● **DATASET ENTRIES**
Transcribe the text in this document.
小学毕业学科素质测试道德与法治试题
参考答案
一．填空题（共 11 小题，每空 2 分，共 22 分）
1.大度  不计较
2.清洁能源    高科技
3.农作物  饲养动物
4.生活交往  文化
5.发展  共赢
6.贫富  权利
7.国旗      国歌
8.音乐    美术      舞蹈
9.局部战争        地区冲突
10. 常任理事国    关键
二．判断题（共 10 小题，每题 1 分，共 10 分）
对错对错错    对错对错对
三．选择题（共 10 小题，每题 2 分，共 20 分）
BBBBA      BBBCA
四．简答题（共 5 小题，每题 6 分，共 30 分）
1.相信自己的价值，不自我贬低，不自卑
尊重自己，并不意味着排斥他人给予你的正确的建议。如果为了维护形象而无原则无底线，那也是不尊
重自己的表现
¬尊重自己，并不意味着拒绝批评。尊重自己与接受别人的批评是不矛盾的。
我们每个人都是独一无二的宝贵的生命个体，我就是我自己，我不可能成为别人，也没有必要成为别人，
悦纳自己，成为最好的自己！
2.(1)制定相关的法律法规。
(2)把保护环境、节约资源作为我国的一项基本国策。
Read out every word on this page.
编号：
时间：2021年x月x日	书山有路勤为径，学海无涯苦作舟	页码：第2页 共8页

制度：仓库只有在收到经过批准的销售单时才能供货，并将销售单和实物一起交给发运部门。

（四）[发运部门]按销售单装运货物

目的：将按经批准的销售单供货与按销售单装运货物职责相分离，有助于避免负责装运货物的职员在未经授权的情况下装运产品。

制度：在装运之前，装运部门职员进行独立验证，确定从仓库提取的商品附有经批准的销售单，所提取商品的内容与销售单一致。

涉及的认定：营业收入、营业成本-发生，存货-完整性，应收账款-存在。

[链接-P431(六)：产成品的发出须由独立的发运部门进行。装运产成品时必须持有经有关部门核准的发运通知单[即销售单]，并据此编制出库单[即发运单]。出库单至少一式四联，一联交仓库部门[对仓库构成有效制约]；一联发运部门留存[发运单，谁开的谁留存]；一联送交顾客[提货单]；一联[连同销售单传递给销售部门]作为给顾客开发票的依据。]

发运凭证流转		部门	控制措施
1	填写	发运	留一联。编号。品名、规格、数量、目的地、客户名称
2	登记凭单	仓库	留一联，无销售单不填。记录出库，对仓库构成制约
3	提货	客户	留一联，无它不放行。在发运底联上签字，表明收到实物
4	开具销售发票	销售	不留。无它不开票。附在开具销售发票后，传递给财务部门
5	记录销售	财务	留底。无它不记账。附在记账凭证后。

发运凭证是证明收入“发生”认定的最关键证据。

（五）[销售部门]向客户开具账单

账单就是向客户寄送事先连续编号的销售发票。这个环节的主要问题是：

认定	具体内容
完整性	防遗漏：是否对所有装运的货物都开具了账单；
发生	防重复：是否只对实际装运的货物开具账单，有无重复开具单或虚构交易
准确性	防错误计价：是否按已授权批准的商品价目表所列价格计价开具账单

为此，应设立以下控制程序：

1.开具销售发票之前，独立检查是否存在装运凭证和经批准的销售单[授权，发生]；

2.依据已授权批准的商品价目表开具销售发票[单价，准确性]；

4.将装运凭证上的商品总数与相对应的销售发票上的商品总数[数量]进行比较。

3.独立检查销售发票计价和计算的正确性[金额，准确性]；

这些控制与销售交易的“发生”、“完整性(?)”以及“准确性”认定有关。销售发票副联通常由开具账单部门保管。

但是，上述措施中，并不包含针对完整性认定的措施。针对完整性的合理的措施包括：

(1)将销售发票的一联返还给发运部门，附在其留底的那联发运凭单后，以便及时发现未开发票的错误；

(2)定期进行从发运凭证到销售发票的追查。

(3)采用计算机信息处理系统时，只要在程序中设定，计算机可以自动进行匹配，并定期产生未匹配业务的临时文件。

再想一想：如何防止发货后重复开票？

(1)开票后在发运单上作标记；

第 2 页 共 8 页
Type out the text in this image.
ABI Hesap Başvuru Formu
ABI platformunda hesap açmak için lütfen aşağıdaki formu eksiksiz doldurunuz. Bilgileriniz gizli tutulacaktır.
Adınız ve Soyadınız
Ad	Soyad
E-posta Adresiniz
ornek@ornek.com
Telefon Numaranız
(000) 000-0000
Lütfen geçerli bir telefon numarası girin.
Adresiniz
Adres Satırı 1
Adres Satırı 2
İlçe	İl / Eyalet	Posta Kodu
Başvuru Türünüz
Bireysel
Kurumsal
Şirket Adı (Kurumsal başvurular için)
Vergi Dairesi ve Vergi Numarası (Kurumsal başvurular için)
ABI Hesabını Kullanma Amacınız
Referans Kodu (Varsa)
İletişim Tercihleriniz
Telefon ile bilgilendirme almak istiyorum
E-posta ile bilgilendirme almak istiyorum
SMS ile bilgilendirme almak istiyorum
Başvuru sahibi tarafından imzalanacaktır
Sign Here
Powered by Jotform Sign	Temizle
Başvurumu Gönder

● **EXERCISE BRIEF**
Filter the data, keeping only the lines that contain "Kurumsal".

● **THE SOLUTION**
Kurumsal
Şirket Adı (Kurumsal başvurular için)
Vergi Dairesi ve Vergi Numarası (Kurumsal başvurular için)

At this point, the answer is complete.